### What you need to do
Find and return each line containing "information".

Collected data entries

>> start

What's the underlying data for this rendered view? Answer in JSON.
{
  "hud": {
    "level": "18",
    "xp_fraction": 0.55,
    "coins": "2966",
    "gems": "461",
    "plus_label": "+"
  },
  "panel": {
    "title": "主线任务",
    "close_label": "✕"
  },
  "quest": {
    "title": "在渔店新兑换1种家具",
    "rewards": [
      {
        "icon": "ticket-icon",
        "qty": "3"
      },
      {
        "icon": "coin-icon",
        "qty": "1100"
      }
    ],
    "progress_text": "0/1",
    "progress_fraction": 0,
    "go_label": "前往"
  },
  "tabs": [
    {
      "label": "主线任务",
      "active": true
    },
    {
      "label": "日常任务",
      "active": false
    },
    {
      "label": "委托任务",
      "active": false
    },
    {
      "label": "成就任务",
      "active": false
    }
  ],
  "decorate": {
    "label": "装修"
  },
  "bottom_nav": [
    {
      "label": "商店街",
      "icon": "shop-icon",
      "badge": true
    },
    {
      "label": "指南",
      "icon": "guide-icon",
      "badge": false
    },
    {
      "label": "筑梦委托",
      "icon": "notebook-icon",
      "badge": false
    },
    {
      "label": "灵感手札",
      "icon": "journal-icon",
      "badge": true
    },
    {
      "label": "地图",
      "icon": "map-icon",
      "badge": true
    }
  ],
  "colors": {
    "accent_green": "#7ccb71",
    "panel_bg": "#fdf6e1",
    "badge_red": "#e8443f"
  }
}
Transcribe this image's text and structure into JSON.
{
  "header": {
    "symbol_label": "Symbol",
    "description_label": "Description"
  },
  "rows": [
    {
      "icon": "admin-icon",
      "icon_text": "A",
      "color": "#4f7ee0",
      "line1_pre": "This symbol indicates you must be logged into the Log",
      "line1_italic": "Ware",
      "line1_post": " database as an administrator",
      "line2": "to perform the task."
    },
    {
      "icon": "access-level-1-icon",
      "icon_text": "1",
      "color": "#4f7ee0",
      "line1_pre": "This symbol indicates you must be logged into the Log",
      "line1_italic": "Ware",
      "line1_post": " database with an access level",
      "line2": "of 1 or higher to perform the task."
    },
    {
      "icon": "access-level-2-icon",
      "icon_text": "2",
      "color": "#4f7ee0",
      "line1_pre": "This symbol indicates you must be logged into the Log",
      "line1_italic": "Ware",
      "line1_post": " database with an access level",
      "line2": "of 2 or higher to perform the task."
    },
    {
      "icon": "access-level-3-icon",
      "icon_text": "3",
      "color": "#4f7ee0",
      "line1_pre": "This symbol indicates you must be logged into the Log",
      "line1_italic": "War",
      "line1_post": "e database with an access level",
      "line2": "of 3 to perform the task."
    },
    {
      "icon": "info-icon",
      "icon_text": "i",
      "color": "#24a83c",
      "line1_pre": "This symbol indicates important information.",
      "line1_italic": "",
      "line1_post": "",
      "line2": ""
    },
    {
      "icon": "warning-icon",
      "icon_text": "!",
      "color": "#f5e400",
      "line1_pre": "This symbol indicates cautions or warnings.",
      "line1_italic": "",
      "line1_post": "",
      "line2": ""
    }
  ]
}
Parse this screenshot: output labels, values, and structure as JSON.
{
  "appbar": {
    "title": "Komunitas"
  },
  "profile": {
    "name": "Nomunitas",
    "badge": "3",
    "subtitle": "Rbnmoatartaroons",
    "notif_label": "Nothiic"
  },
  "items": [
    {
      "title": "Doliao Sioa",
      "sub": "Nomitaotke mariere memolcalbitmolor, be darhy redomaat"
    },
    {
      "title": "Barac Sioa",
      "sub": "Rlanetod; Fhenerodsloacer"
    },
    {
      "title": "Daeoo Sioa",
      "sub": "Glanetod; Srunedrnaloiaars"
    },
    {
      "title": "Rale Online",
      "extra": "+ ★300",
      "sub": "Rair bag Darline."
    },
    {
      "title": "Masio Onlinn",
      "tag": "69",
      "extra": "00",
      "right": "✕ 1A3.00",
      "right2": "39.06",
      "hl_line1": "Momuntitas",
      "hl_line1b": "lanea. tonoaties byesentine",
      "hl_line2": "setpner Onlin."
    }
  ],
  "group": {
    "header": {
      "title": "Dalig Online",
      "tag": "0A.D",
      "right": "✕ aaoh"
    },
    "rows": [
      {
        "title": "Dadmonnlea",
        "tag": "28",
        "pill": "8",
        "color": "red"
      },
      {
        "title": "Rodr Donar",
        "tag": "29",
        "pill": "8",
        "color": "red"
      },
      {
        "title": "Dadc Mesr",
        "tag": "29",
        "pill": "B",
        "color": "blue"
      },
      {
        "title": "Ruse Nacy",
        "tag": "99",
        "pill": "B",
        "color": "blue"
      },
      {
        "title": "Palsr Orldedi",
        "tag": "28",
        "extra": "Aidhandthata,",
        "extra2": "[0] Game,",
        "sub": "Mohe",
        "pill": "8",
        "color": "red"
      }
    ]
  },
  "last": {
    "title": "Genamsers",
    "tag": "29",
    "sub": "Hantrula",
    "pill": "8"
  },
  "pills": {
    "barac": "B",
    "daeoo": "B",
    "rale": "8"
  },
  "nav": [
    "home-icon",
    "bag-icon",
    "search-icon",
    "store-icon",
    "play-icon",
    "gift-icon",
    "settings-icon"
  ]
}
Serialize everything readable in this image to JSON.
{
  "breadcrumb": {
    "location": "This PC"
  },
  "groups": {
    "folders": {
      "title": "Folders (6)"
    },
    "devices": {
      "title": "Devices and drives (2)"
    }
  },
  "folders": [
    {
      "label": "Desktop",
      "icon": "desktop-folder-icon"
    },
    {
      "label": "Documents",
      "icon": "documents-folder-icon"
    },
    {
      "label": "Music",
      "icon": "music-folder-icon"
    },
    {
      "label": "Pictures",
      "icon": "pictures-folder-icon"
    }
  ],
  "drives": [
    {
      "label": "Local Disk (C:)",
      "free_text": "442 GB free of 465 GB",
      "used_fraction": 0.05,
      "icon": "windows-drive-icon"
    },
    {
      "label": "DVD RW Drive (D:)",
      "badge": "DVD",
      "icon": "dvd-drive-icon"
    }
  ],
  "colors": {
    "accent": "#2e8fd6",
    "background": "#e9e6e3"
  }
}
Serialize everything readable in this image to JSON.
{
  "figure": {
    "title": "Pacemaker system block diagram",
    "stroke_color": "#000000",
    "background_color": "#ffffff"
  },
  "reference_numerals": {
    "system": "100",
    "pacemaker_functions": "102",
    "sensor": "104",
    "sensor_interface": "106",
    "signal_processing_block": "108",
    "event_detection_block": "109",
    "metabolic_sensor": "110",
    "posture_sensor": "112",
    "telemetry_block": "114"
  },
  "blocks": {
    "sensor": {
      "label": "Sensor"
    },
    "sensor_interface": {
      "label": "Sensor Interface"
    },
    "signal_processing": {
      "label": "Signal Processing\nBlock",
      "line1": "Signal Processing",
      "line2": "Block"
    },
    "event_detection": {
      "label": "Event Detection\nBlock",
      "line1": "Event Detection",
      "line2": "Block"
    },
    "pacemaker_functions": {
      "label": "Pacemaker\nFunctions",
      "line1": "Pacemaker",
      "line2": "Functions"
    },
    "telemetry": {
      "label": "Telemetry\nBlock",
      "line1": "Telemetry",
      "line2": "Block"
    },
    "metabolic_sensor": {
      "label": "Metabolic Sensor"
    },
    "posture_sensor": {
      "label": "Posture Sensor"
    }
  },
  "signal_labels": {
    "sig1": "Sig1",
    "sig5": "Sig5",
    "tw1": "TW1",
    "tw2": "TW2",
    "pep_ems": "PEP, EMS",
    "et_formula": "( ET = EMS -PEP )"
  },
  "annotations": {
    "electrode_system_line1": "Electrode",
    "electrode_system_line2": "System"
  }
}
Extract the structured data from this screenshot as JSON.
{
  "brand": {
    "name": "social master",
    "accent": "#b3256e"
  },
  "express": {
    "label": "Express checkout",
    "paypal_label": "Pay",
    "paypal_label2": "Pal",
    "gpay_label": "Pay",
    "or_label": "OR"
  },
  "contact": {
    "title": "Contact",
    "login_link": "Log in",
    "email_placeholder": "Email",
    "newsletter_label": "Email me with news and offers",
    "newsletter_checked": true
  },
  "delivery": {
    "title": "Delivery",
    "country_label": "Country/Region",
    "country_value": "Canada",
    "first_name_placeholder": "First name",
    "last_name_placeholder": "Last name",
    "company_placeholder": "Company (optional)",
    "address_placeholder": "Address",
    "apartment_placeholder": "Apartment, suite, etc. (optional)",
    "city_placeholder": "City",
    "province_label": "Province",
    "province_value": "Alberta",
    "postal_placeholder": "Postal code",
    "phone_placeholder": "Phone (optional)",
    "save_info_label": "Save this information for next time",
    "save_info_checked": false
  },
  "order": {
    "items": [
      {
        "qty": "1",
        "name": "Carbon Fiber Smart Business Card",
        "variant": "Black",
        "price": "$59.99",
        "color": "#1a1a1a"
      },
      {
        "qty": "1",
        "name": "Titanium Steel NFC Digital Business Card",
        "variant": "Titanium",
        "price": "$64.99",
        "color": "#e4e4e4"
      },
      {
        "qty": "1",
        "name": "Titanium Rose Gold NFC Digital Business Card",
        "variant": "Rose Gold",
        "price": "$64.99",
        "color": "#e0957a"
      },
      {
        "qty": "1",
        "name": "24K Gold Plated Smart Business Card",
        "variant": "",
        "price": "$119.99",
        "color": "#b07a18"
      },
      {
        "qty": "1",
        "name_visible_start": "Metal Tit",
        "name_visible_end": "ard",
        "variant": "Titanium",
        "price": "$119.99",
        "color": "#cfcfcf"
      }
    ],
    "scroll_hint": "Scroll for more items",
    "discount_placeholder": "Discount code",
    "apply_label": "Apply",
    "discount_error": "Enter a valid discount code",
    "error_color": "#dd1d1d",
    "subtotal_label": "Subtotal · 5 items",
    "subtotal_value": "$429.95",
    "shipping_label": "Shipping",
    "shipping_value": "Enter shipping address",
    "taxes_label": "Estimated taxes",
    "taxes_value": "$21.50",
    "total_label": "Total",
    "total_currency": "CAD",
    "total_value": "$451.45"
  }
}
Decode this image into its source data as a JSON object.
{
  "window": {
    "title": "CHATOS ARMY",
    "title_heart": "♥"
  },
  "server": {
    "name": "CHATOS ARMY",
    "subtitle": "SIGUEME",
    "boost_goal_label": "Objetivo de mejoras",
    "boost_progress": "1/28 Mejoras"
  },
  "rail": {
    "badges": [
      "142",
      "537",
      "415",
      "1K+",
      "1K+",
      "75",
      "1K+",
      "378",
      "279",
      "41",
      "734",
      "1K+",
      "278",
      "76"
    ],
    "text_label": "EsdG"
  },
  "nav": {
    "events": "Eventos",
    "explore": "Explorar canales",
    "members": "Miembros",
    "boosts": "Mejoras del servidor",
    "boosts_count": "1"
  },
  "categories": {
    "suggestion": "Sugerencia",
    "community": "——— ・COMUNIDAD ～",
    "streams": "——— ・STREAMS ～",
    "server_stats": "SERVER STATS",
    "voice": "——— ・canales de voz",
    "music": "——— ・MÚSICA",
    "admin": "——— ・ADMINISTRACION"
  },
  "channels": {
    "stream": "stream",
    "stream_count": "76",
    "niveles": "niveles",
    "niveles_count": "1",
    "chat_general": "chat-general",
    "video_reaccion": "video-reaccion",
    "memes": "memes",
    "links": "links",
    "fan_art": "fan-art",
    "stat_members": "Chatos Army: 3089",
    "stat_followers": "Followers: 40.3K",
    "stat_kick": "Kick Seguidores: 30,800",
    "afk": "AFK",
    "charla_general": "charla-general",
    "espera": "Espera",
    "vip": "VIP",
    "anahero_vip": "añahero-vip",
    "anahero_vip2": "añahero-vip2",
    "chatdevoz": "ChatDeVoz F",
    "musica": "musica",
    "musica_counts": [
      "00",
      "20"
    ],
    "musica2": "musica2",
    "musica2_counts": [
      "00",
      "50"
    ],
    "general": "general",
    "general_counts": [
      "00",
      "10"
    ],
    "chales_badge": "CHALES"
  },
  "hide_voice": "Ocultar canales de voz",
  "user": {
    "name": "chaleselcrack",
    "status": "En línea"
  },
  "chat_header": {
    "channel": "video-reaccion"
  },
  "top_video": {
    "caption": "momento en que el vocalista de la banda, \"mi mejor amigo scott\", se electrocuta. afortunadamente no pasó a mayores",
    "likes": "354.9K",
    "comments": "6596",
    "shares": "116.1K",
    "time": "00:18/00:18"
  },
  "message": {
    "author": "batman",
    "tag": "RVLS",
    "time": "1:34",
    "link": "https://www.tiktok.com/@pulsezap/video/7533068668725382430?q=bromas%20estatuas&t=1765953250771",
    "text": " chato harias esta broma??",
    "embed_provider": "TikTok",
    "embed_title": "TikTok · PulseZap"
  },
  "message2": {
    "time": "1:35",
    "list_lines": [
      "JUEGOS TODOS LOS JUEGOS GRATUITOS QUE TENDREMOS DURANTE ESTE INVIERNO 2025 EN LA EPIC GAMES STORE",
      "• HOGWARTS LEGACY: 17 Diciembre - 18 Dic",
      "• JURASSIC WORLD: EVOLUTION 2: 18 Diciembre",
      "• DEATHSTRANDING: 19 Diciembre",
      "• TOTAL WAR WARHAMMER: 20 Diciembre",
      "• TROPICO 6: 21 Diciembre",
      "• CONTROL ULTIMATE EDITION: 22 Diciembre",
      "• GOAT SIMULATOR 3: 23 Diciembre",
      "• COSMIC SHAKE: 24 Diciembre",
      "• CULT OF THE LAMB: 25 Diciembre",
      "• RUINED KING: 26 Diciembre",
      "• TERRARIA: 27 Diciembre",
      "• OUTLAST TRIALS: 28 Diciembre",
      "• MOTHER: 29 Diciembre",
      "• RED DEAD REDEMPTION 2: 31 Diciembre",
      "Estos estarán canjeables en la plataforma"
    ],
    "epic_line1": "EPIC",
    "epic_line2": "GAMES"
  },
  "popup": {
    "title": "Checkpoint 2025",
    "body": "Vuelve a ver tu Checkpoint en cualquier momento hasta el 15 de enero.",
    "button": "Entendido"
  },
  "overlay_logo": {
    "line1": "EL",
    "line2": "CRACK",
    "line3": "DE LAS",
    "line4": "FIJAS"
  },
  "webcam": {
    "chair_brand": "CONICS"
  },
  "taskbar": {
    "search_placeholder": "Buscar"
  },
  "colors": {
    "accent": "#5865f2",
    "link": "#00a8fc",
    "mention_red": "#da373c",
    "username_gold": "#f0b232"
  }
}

>> end

### Task result
      "line1_pre": "This symbol indicates important information.",
    "save_info_label": "Save this information for next time",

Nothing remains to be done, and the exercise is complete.